:: What you are asked to do ::
Check the listing below for lines with the word "информации" and say how many there are, with nothing but the number.

:: Provided data ::
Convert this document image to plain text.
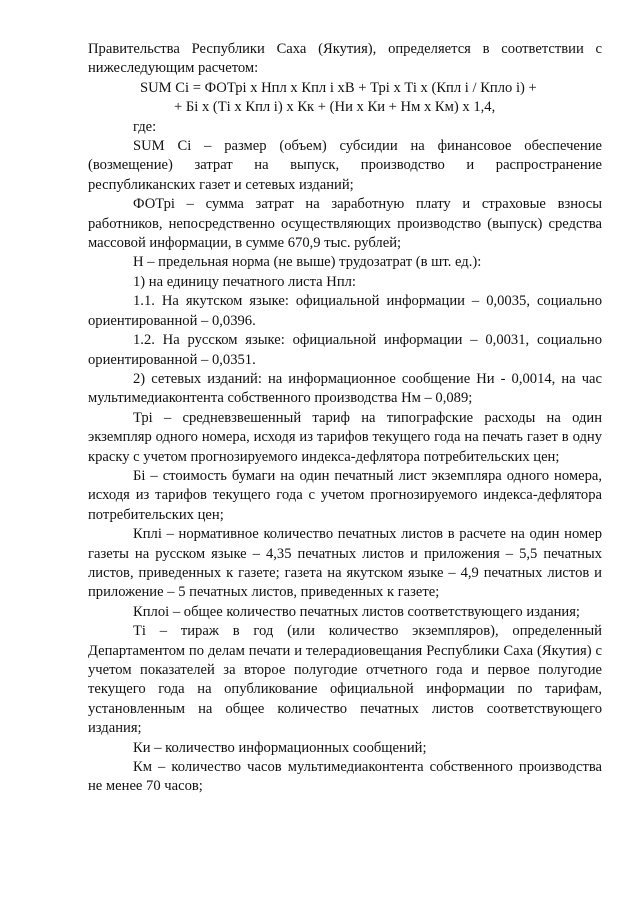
Правительства Республики Саха (Якутия), определяется в соответствии с нижеследующим расчетом:

SUM Ci = ФОТрi х Нпл х Кпл i хВ + Трi х Ti х (Кпл i / Кпло i) +
+ Бi х (Тi х Кпл i) х Кк + (Ни х Ки + Нм х Км) х 1,4,

где:

SUM Ci – размер (объем) субсидии на финансовое обеспечение (возмещение) затрат на выпуск, производство и распространение республиканских газет и сетевых изданий;

ФОТрi – сумма затрат на заработную плату и страховые взносы работников, непосредственно осуществляющих производство (выпуск) средства массовой информации, в сумме 670,9 тыс. рублей;

Н – предельная норма (не выше) трудозатрат (в шт. ед.):

1) на единицу печатного листа Нпл:

1.1. На якутском языке: официальной информации – 0,0035, социально ориентированной – 0,0396.

1.2. На русском языке: официальной информации – 0,0031, социально ориентированной – 0,0351.

2) сетевых изданий: на информационное сообщение Ни - 0,0014, на час мультимедиаконтента собственного производства Нм – 0,089;

Трi – средневзвешенный тариф на типографские расходы на один экземпляр одного номера, исходя из тарифов текущего года на печать газет в одну краску с учетом прогнозируемого индекса-дефлятора потребительских цен;

Бi – стоимость бумаги на один печатный лист экземпляра одного номера, исходя из тарифов текущего года с учетом прогнозируемого индекса-дефлятора потребительских цен;

Кплi – нормативное количество печатных листов в расчете на один номер газеты на русском языке – 4,35 печатных листов и приложения – 5,5 печатных листов, приведенных к газете; газета на якутском языке – 4,9 печатных листов и приложение – 5 печатных листов, приведенных к газете;

Кплоi – общее количество печатных листов соответствующего издания;

Тi – тираж в год (или количество экземпляров), определенный Департаментом по делам печати и телерадиовещания Республики Саха (Якутия) с учетом показателей за второе полугодие отчетного года и первое полугодие текущего года на опубликование официальной информации по тарифам, установленным на общее количество печатных листов соответствующего издания;

Ки – количество информационных сообщений;

Км – количество часов мультимедиаконтента собственного производства не менее 70 часов;
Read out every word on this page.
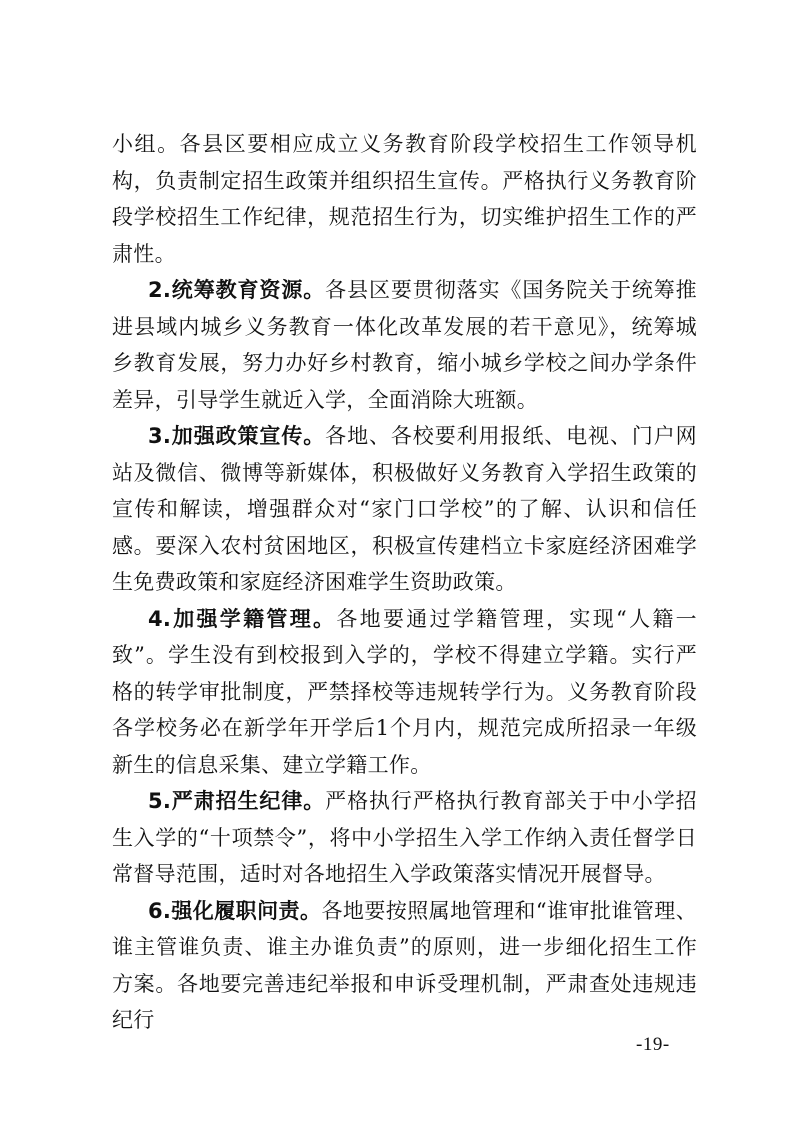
小组。各县区要相应成立义务教育阶段学校招生工作领导机构，负责制定招生政策并组织招生宣传。严格执行义务教育阶段学校招生工作纪律，规范招生行为，切实维护招生工作的严肃性。

2.统筹教育资源。各县区要贯彻落实《国务院关于统筹推进县域内城乡义务教育一体化改革发展的若干意见》，统筹城乡教育发展，努力办好乡村教育，缩小城乡学校之间办学条件差异，引导学生就近入学，全面消除大班额。

3.加强政策宣传。各地、各校要利用报纸、电视、门户网站及微信、微博等新媒体，积极做好义务教育入学招生政策的宣传和解读，增强群众对“家门口学校”的了解、认识和信任感。要深入农村贫困地区，积极宣传建档立卡家庭经济困难学生免费政策和家庭经济困难学生资助政策。

4.加强学籍管理。各地要通过学籍管理，实现“人籍一致”。学生没有到校报到入学的，学校不得建立学籍。实行严格的转学审批制度，严禁择校等违规转学行为。义务教育阶段各学校务必在新学年开学后1个月内，规范完成所招录一年级新生的信息采集、建立学籍工作。

5.严肃招生纪律。严格执行严格执行教育部关于中小学招生入学的“十项禁令”，将中小学招生入学工作纳入责任督学日常督导范围，适时对各地招生入学政策落实情况开展督导。

6.强化履职问责。各地要按照属地管理和“谁审批谁管理、谁主管谁负责、谁主办谁负责”的原则，进一步细化招生工作方案。各地要完善违纪举报和申诉受理机制，严肃查处违规违纪行

-19-
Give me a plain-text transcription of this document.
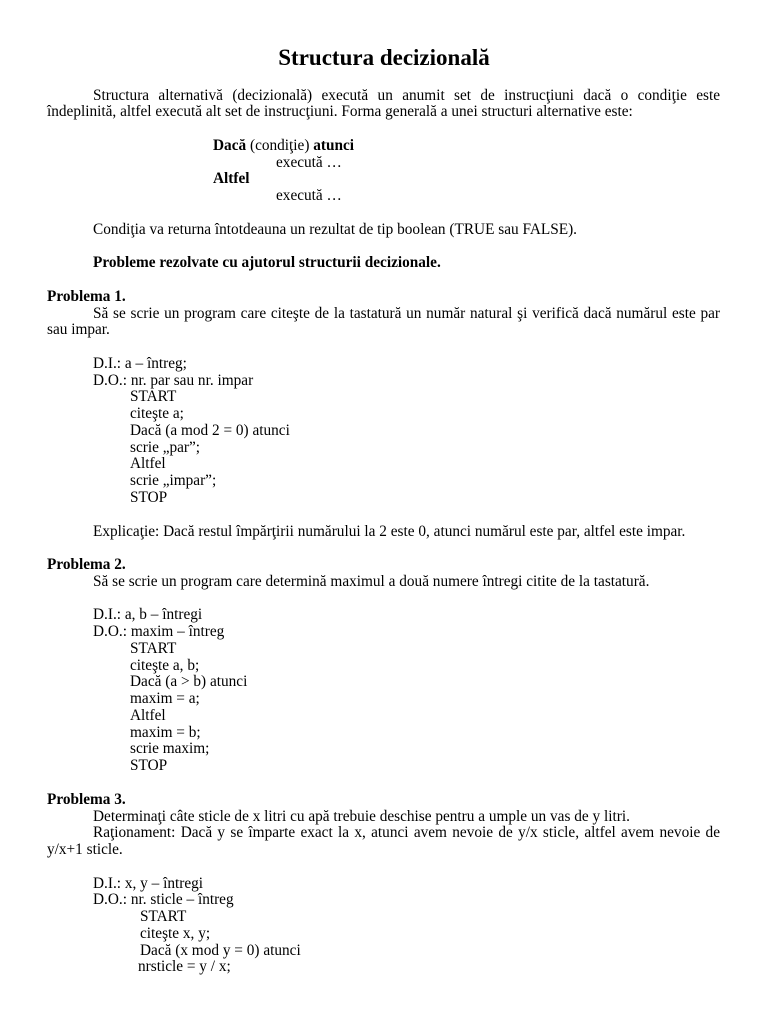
Structura decizională
Structura alternativă (decizională) execută un anumit set de instrucţiuni dacă o condiţie este
îndeplinită, altfel execută alt set de instrucţiuni. Forma generală a unei structuri alternative este:
Dacă (condiţie) atunci
execută …
Altfel
execută …
Condiţia va returna întotdeauna un rezultat de tip boolean (TRUE sau FALSE).
Probleme rezolvate cu ajutorul structurii decizionale.
Problema 1.
Să se scrie un program care citeşte de la tastatură un număr natural şi verifică dacă numărul este par
sau impar.
D.I.: a – întreg;
D.O.: nr. par sau nr. impar
START
citeşte a;
Dacă (a mod 2 = 0) atunci
scrie „par”;
Altfel
scrie „impar”;
STOP
Explicaţie: Dacă restul împărţirii numărului la 2 este 0, atunci numărul este par, altfel este impar.
Problema 2.
Să se scrie un program care determină maximul a două numere întregi citite de la tastatură.
D.I.: a, b – întregi
D.O.: maxim – întreg
START
citeşte a, b;
Dacă (a > b) atunci
maxim = a;
Altfel
maxim = b;
scrie maxim;
STOP
Problema 3.
Determinaţi câte sticle de x litri cu apă trebuie deschise pentru a umple un vas de y litri.
Raţionament: Dacă y se împarte exact la x, atunci avem nevoie de y/x sticle, altfel avem nevoie de
y/x+1 sticle.
D.I.: x, y – întregi
D.O.: nr. sticle – întreg
START
citeşte x, y;
Dacă (x mod y = 0) atunci
nrsticle = y / x;
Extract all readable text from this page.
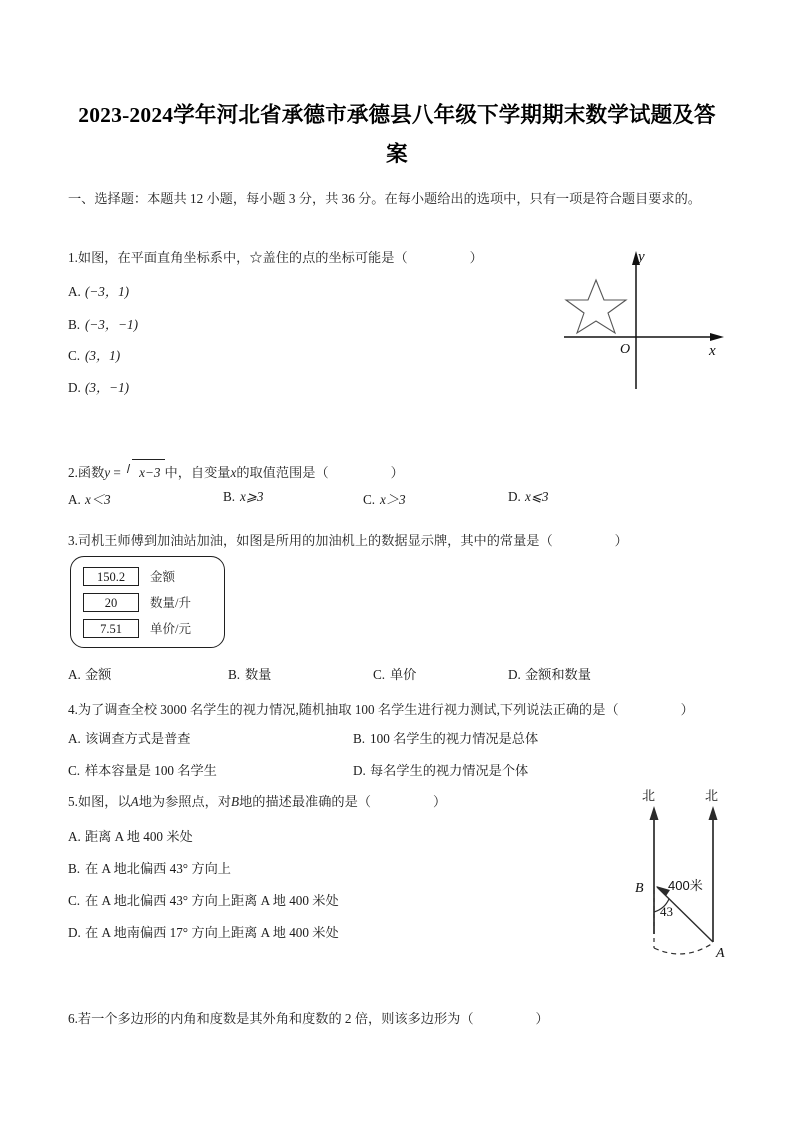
2023-2024学年河北省承德市承德县八年级下学期期末数学试题及答案
一、选择题：本题共 12 小题，每小题 3 分，共 36 分。在每小题给出的选项中，只有一项是符合题目要求的。
1.如图，在平面直角坐标系中，☆盖住的点的坐标可能是（	）
A. (−3，1)
B. (−3，−1)
C. (3，1)
D. (3，−1)
y
x
O
2.函数y = x−3 中，自变量x的取值范围是（	）
A. x＜3	B. x⩾3	C. x＞3	D. x⩽3
3.司机王师傅到加油站加油，如图是所用的加油机上的数据显示牌，其中的常量是（	）
150.2	金额
20	数量/升
7.51	单价/元
A. 金额	B. 数量	C. 单价	D. 金额和数量
4.为了调查全校 3000 名学生的视力情况,随机抽取 100 名学生进行视力测试,下列说法正确的是（	）
A. 该调查方式是普查	B. 100 名学生的视力情况是总体
C. 样本容量是 100 名学生	D. 每名学生的视力情况是个体
5.如图，以A地为参照点，对B地的描述最准确的是（	）
A. 距离 A 地 400 米处
B. 在 A 地北偏西 43° 方向上
C. 在 A 地北偏西 43° 方向上距离 A 地 400 米处
D. 在 A 地南偏西 17° 方向上距离 A 地 400 米处
北	北
B
A
400米
43
6.若一个多边形的内角和度数是其外角和度数的 2 倍，则该多边形为（	）
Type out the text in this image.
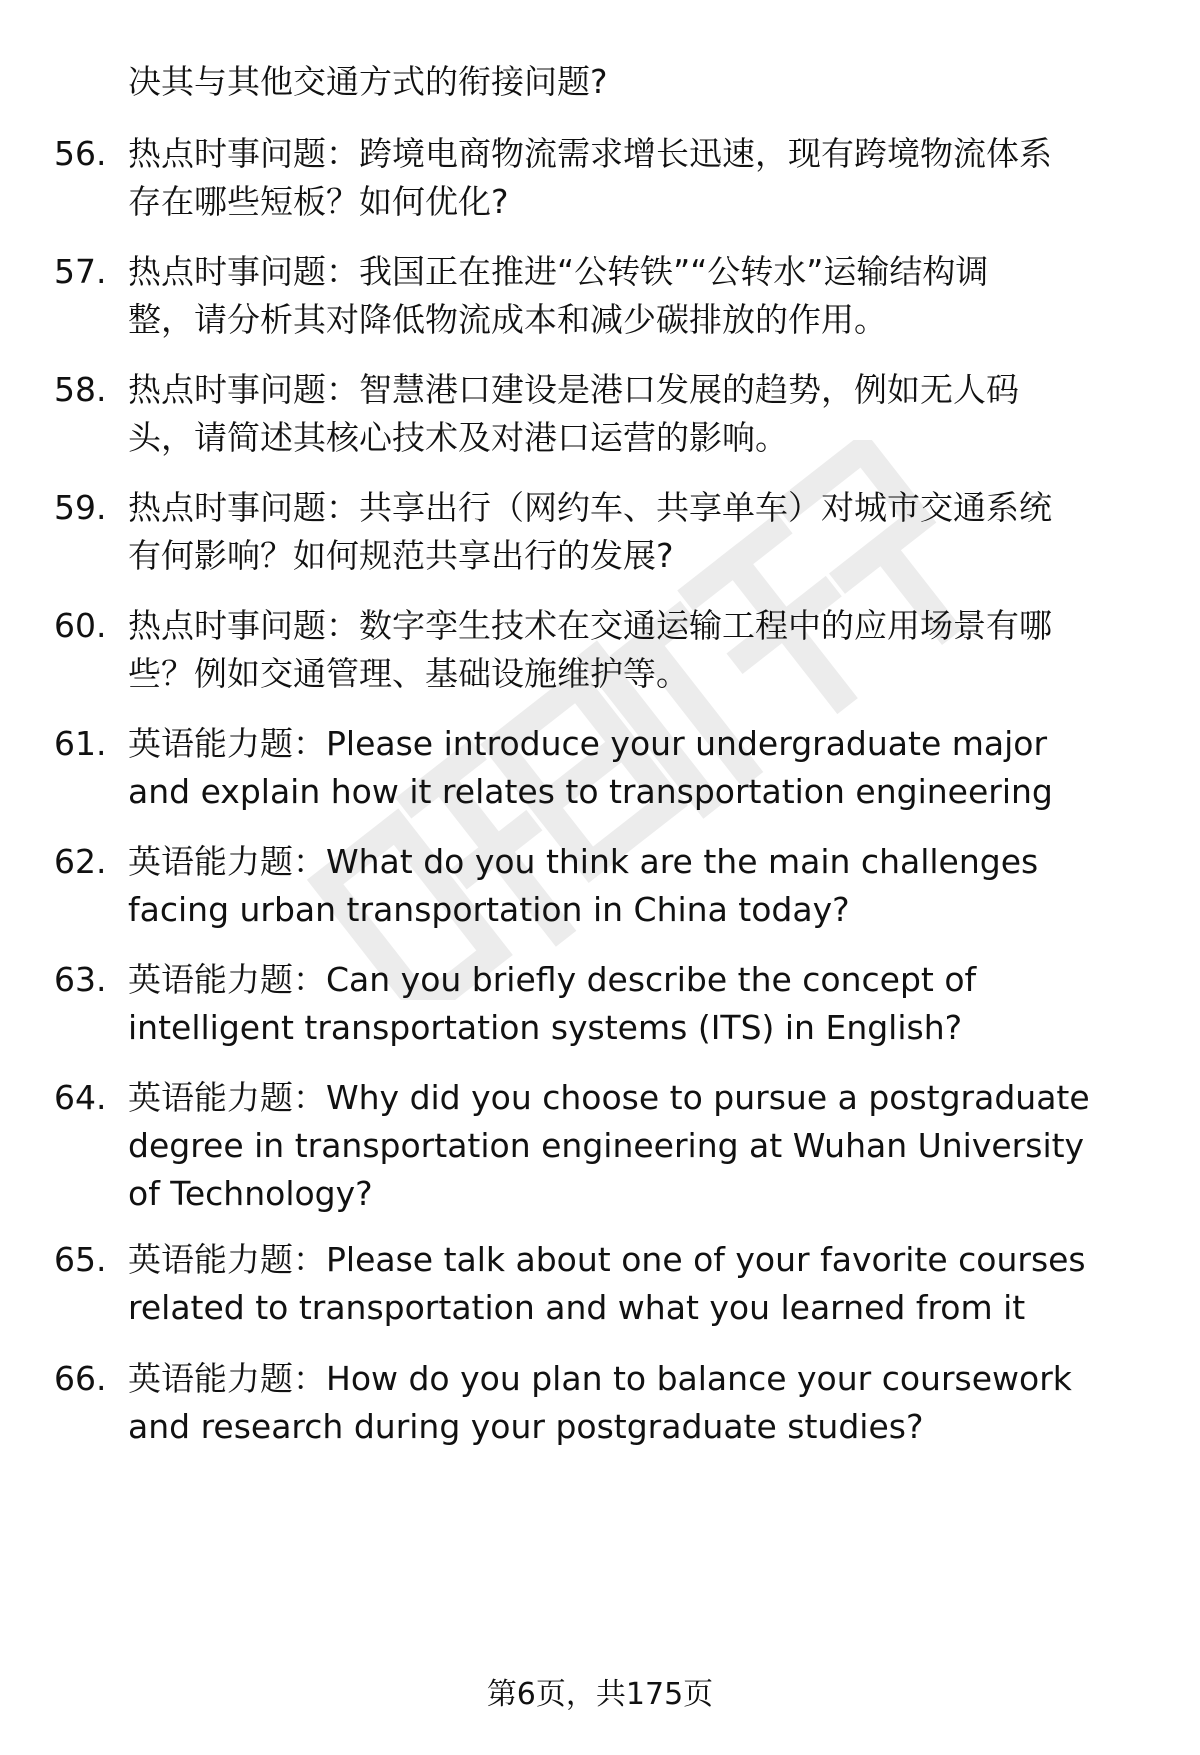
决其与其他交通方式的衔接问题?
56. 热点时事问题：跨境电商物流需求增长迅速，现有跨境物流体系
存在哪些短板？如何优化?
57. 热点时事问题：我国正在推进“公转铁”“公转水”运输结构调
整，请分析其对降低物流成本和减少碳排放的作用。
58. 热点时事问题：智慧港口建设是港口发展的趋势，例如无人码
头，请简述其核心技术及对港口运营的影响。
59. 热点时事问题：共享出行（网约车、共享单车）对城市交通系统
有何影响？如何规范共享出行的发展?
60. 热点时事问题：数字孪生技术在交通运输工程中的应用场景有哪
些？例如交通管理、基础设施维护等。
61. 英语能力题：Please introduce your undergraduate major
and explain how it relates to transportation engineering
62. 英语能力题：What do you think are the main challenges
facing urban transportation in China today?
63. 英语能力题：Can you briefly describe the concept of
intelligent transportation systems (ITS) in English?
64. 英语能力题：Why did you choose to pursue a postgraduate
degree in transportation engineering at Wuhan University
of Technology?
65. 英语能力题：Please talk about one of your favorite courses
related to transportation and what you learned from it
66. 英语能力题：How do you plan to balance your coursework
and research during your postgraduate studies?
第6页，共175页
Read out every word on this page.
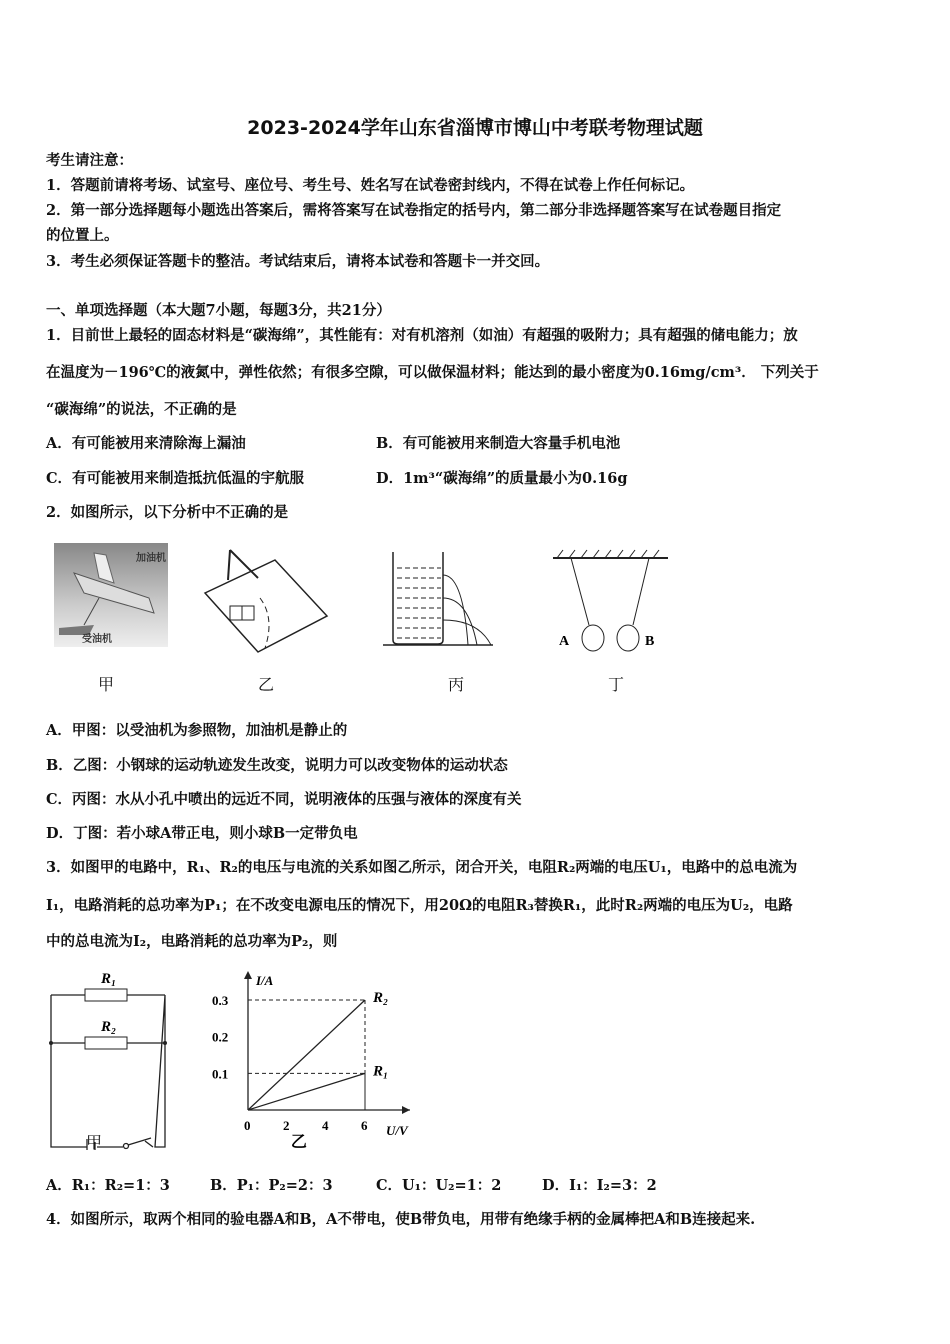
2023-2024学年山东省淄博市博山中考联考物理试题
考生请注意：
1．答题前请将考场、试室号、座位号、考生号、姓名写在试卷密封线内，不得在试卷上作任何标记。
2．第一部分选择题每小题选出答案后，需将答案写在试卷指定的括号内，第二部分非选择题答案写在试卷题目指定
的位置上。
3．考生必须保证答题卡的整洁。考试结束后，请将本试卷和答题卡一并交回。
一、单项选择题（本大题7小题，每题3分，共21分）
1．目前世上最轻的固态材料是“碳海绵”，其性能有：对有机溶剂（如油）有超强的吸附力；具有超强的储电能力；放
在温度为－196℃的液氮中，弹性依然；有很多空隙，可以做保温材料；能达到的最小密度为0.16mg/cm³． 下列关于
“碳海绵”的说法，不正确的是
A．有可能被用来清除海上漏油	B．有可能被用来制造大容量手机电池
C．有可能被用来制造抵抗低温的宇航服	D．1m³“碳海绵”的质量最小为0.16g
2．如图所示，以下分析中不正确的是
加油机
受油机	A	B
甲	乙	丙	丁
A．甲图：以受油机为参照物，加油机是静止的
B．乙图：小钢球的运动轨迹发生改变，说明力可以改变物体的运动状态
C．丙图：水从小孔中喷出的远近不同，说明液体的压强与液体的深度有关
D．丁图：若小球A带正电，则小球B一定带负电
3．如图甲的电路中，R₁、R₂的电压与电流的关系如图乙所示，闭合开关，电阻R₂两端的电压U₁，电路中的总电流为
I₁，电路消耗的总功率为P₁；在不改变电源电压的情况下，用20Ω的电阻R₃替换R₁，此时R₂两端的电压为U₂，电路
中的总电流为I₂，电路消耗的总功率为P₂，则
R₁
R₂
甲
I/A
U/V
0	2	4	6
0.1
0.2
0.3	R₂
R₁
乙
A．R₁：R₂=1：3	B．P₁：P₂=2：3	C．U₁：U₂=1：2	D．I₁：I₂=3：2
4．如图所示，取两个相同的验电器A和B，A不带电，使B带负电，用带有绝缘手柄的金属棒把A和B连接起来.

:: Correct answer ::
4